LISTED RECORDS →
-- start --

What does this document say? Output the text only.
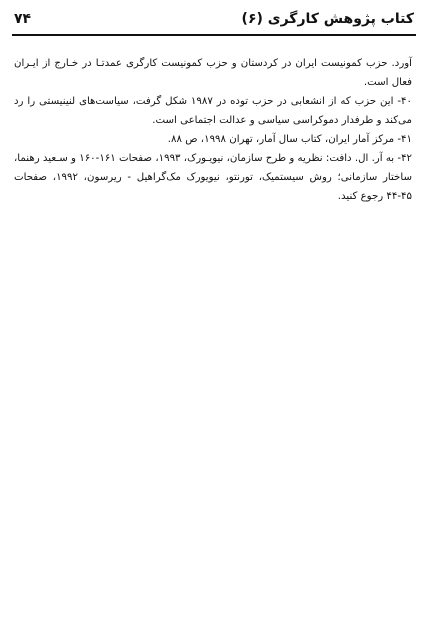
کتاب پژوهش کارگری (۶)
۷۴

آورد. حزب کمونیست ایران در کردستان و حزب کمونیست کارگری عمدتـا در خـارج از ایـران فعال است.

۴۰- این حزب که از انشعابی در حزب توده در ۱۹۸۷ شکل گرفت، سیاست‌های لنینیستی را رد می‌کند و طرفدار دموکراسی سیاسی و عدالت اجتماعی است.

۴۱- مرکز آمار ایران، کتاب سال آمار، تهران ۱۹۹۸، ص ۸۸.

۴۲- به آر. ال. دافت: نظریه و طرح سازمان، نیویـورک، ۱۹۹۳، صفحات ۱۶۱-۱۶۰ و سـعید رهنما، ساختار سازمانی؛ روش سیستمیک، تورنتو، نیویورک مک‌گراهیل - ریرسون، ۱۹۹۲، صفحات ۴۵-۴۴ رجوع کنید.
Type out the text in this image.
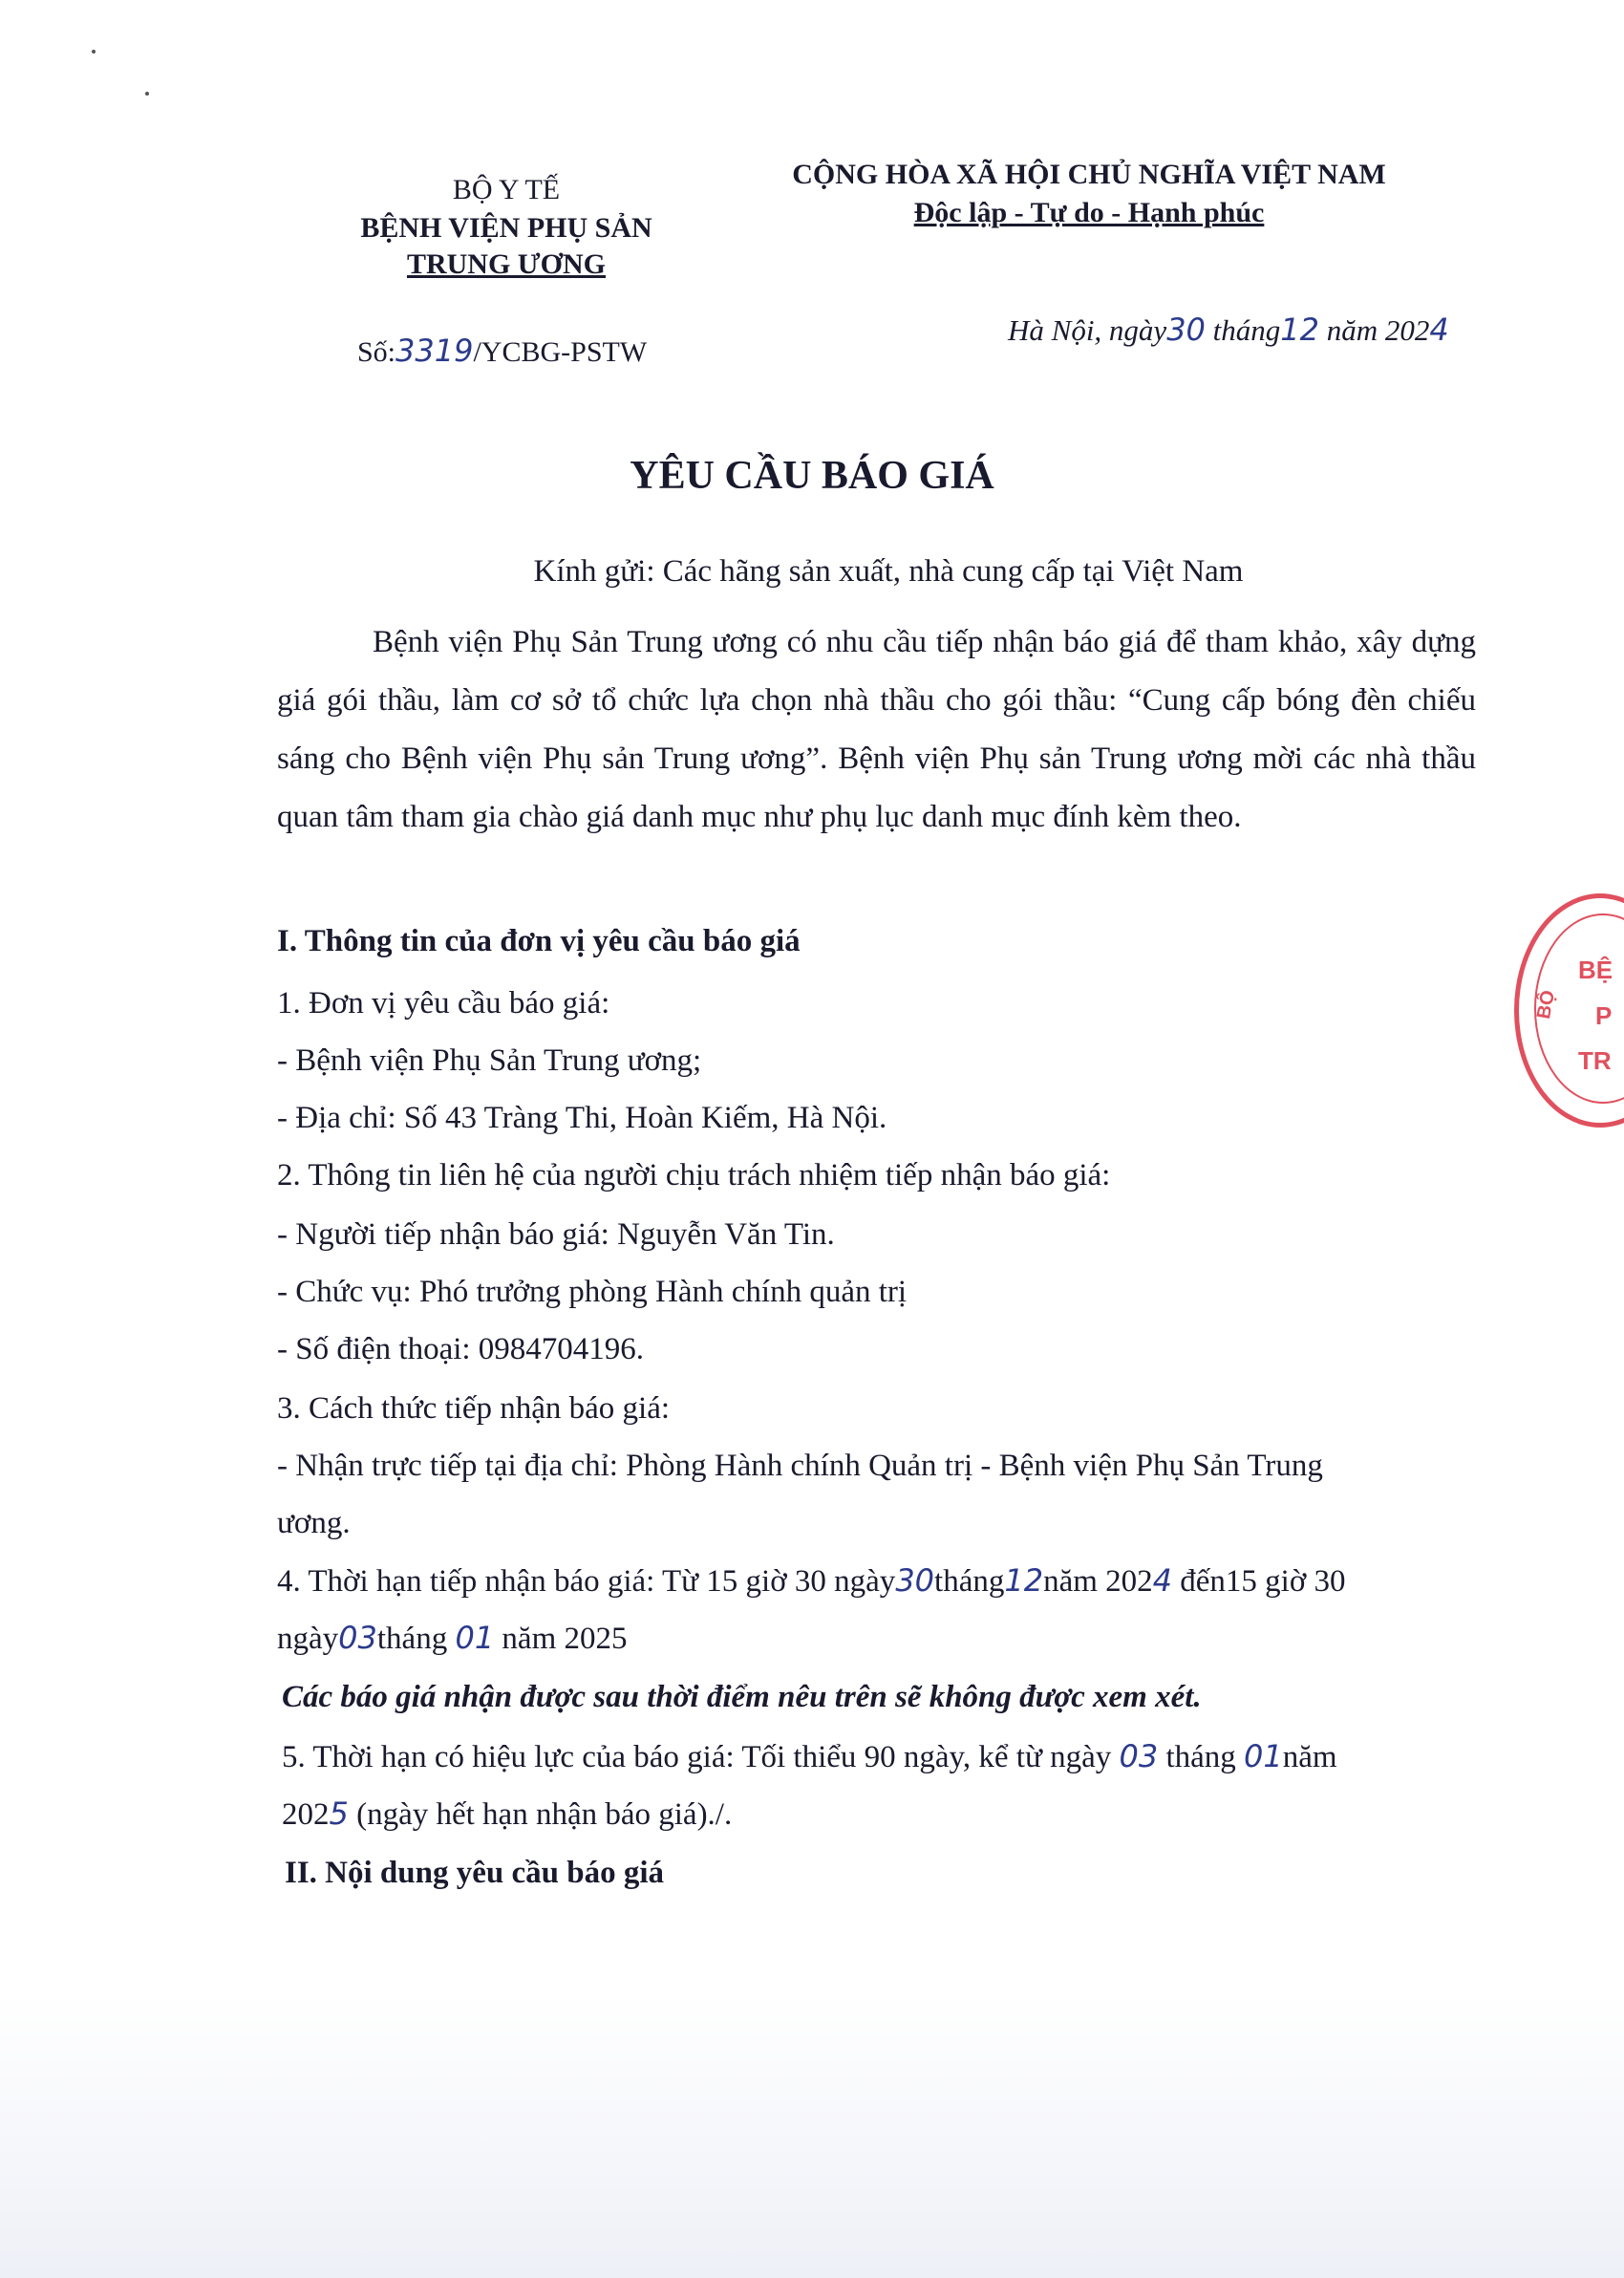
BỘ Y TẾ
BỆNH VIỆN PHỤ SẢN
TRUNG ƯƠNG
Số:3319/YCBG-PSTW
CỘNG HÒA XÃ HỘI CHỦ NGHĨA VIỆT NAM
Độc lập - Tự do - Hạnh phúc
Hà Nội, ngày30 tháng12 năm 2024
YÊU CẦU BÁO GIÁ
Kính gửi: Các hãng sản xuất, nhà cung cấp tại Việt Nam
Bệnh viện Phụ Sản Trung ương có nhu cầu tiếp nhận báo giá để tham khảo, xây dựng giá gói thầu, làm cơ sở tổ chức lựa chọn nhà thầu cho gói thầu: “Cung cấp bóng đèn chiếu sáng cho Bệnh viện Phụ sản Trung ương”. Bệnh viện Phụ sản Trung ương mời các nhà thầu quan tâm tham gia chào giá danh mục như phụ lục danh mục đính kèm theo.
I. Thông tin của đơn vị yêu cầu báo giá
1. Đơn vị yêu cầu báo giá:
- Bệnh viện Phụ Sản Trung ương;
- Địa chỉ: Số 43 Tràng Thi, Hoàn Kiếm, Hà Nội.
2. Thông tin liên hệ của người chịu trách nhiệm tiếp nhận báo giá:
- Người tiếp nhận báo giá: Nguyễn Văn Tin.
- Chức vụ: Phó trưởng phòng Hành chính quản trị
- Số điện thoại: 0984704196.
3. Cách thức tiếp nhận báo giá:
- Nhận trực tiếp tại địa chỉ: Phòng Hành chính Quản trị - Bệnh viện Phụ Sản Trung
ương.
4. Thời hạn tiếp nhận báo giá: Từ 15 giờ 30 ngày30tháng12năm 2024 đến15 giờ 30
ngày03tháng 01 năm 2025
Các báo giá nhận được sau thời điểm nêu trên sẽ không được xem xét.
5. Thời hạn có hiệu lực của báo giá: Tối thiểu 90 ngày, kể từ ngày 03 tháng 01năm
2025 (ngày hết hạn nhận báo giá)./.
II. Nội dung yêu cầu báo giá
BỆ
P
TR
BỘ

-- end --

GIVEN INSTRUCTION → Restate the data above word for word. Do not include the images.

TASK RESULT →
What does this document say? Output the text only.
کتاب پژوهش کارگری (۶)
۷۴

آورد. حزب کمونیست ایران در کردستان و حزب کمونیست کارگری عمدتـا در خـارج از ایـران فعال است.

۴۰- این حزب که از انشعابی در حزب توده در ۱۹۸۷ شکل گرفت، سیاست‌های لنینیستی را رد می‌کند و طرفدار دموکراسی سیاسی و عدالت اجتماعی است.

۴۱- مرکز آمار ایران، کتاب سال آمار، تهران ۱۹۹۸، ص ۸۸.

۴۲- به آر. ال. دافت: نظریه و طرح سازمان، نیویـورک، ۱۹۹۳، صفحات ۱۶۱-۱۶۰ و سـعید رهنما، ساختار سازمانی؛ روش سیستمیک، تورنتو، نیویورک مک‌گراهیل - ریرسون، ۱۹۹۲، صفحات ۴۵-۴۴ رجوع کنید.
Type out the text in this image.
BỘ Y TẾ
BỆNH VIỆN PHỤ SẢN
TRUNG ƯƠNG
Số:3319/YCBG-PSTW
CỘNG HÒA XÃ HỘI CHỦ NGHĨA VIỆT NAM
Độc lập - Tự do - Hạnh phúc
Hà Nội, ngày30 tháng12 năm 2024
YÊU CẦU BÁO GIÁ
Kính gửi: Các hãng sản xuất, nhà cung cấp tại Việt Nam
Bệnh viện Phụ Sản Trung ương có nhu cầu tiếp nhận báo giá để tham khảo, xây dựng giá gói thầu, làm cơ sở tổ chức lựa chọn nhà thầu cho gói thầu: “Cung cấp bóng đèn chiếu sáng cho Bệnh viện Phụ sản Trung ương”. Bệnh viện Phụ sản Trung ương mời các nhà thầu quan tâm tham gia chào giá danh mục như phụ lục danh mục đính kèm theo.
I. Thông tin của đơn vị yêu cầu báo giá
1. Đơn vị yêu cầu báo giá:
- Bệnh viện Phụ Sản Trung ương;
- Địa chỉ: Số 43 Tràng Thi, Hoàn Kiếm, Hà Nội.
2. Thông tin liên hệ của người chịu trách nhiệm tiếp nhận báo giá:
- Người tiếp nhận báo giá: Nguyễn Văn Tin.
- Chức vụ: Phó trưởng phòng Hành chính quản trị
- Số điện thoại: 0984704196.
3. Cách thức tiếp nhận báo giá:
- Nhận trực tiếp tại địa chỉ: Phòng Hành chính Quản trị - Bệnh viện Phụ Sản Trung
ương.
4. Thời hạn tiếp nhận báo giá: Từ 15 giờ 30 ngày30tháng12năm 2024 đến15 giờ 30
ngày03tháng 01 năm 2025
Các báo giá nhận được sau thời điểm nêu trên sẽ không được xem xét.
5. Thời hạn có hiệu lực của báo giá: Tối thiểu 90 ngày, kể từ ngày 03 tháng 01năm
2025 (ngày hết hạn nhận báo giá)./.
II. Nội dung yêu cầu báo giá
BỆ
P
TR
BỘ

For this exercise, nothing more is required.